-- START --

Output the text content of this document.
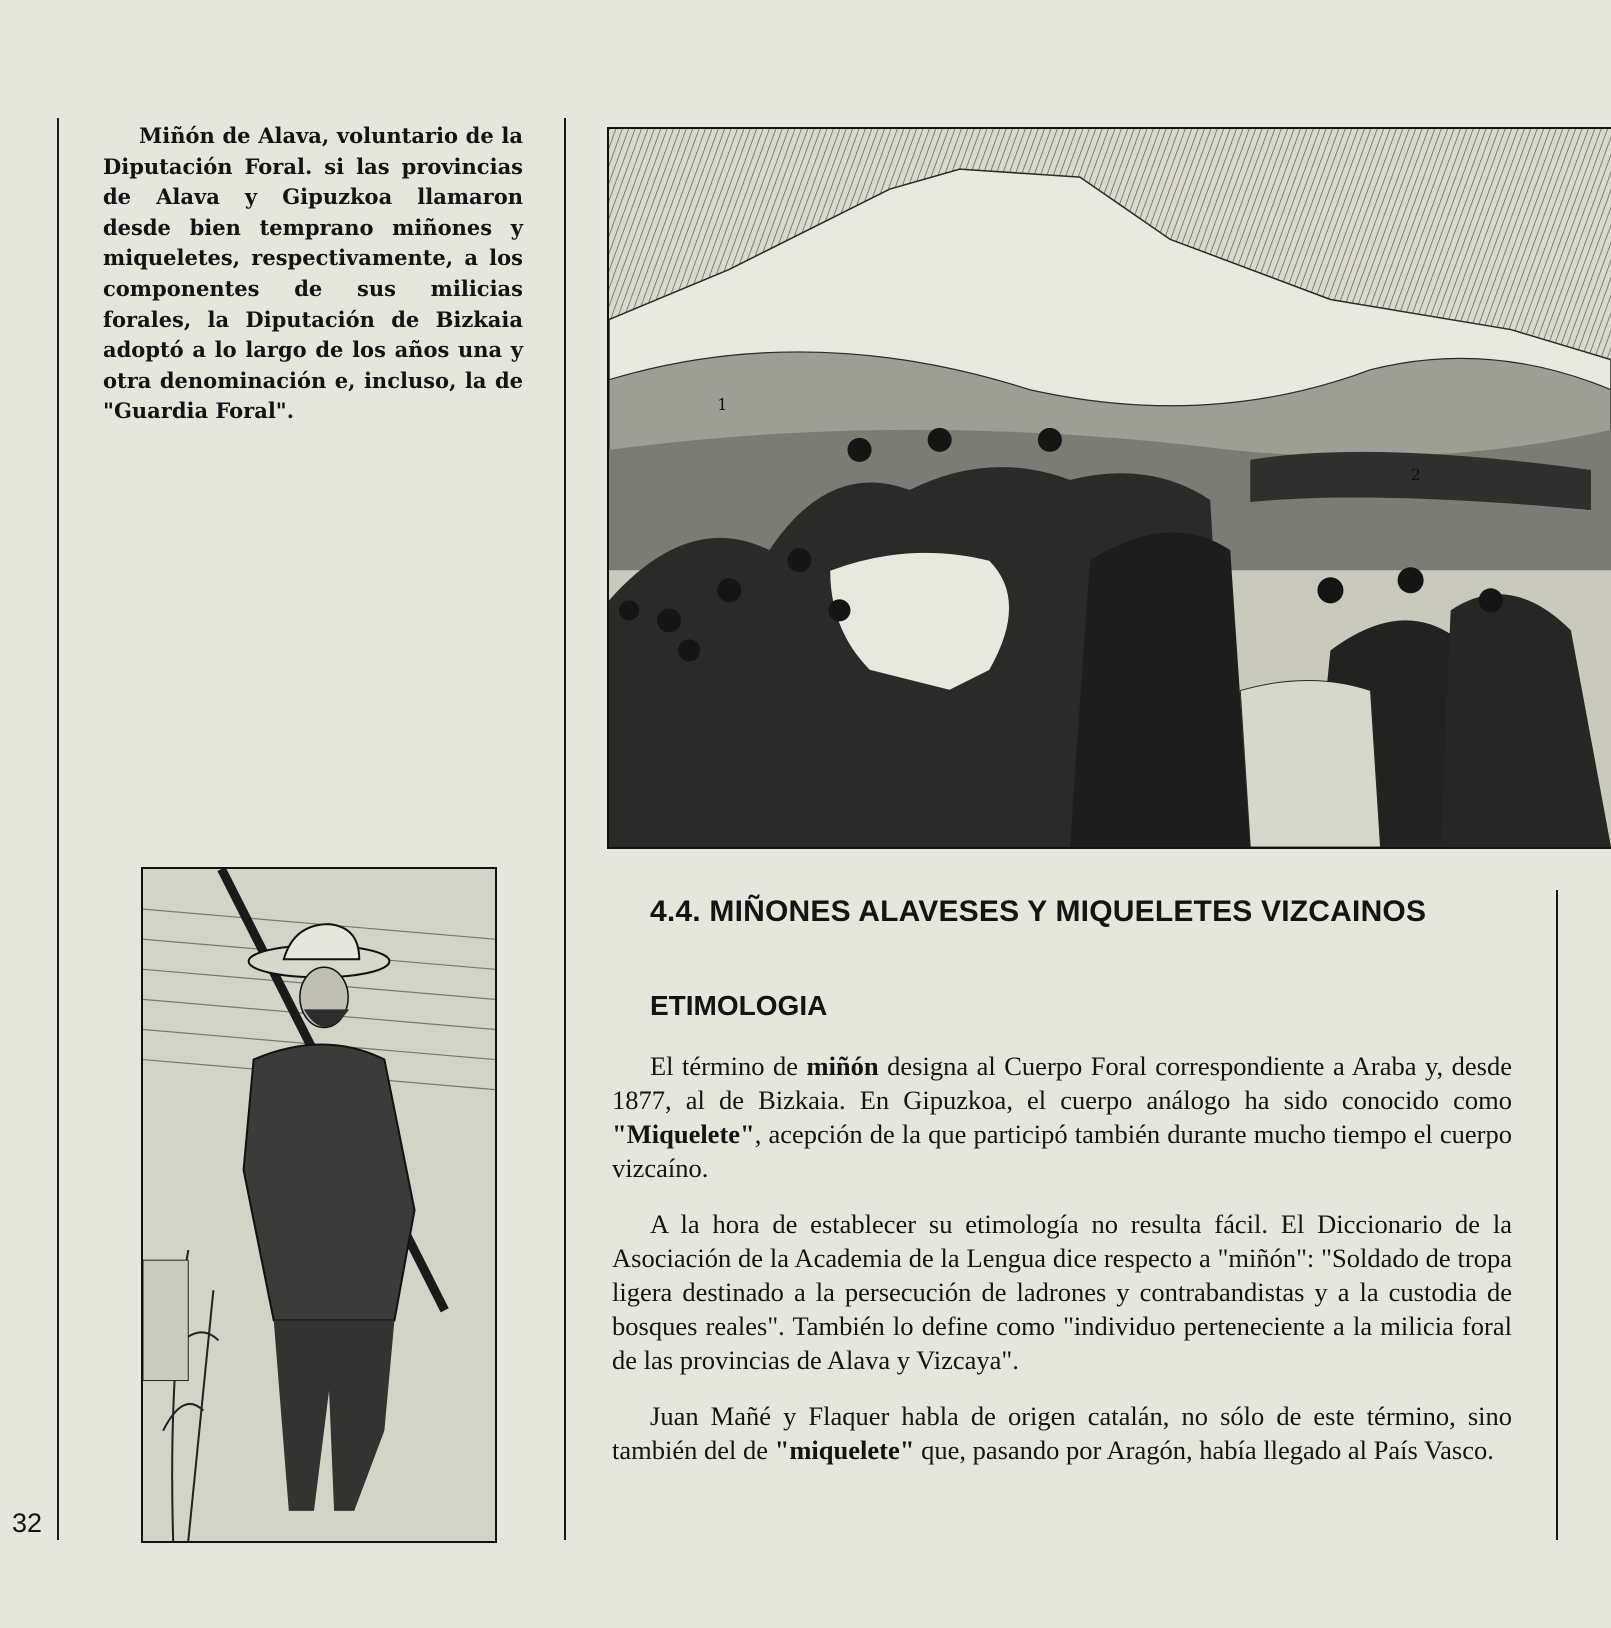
Miñón de Alava, voluntario de la Diputación Foral. si las provincias de Alava y Gipuzkoa llamaron desde bien temprano miñones y miqueletes, respectivamente, a los componentes de sus milicias forales, la Diputación de Bizkaia adoptó a lo largo de los años una y otra denominación e, incluso, la de "Guardia Foral".	1
2
4.4. MIÑONES ALAVESES Y MIQUELETES VIZCAINOS
ETIMOLOGIA

El término de miñón designa al Cuerpo Foral correspondiente a Araba y, desde 1877, al de Bizkaia. En Gipuzkoa, el cuerpo análogo ha sido conocido como "Miquelete", acepción de la que participó también durante mucho tiempo el cuerpo vizcaíno.

A la hora de establecer su etimología no resulta fácil. El Diccionario de la Asociación de la Academia de la Lengua dice respecto a "miñón": "Soldado de tropa ligera destinado a la persecución de ladrones y contrabandistas y a la custodia de bosques reales". También lo define como "individuo perteneciente a la milicia foral de las provincias de Alava y Vizcaya".

Juan Mañé y Flaquer habla de origen catalán, no sólo de este término, sino también del de "miquelete" que, pasando por Aragón, había llegado al País Vasco.

32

-- END --

## Description of the task
Above are lines of data; state how many of them contain the word "Bizkaia", with no other output.

## Answer to the problem
2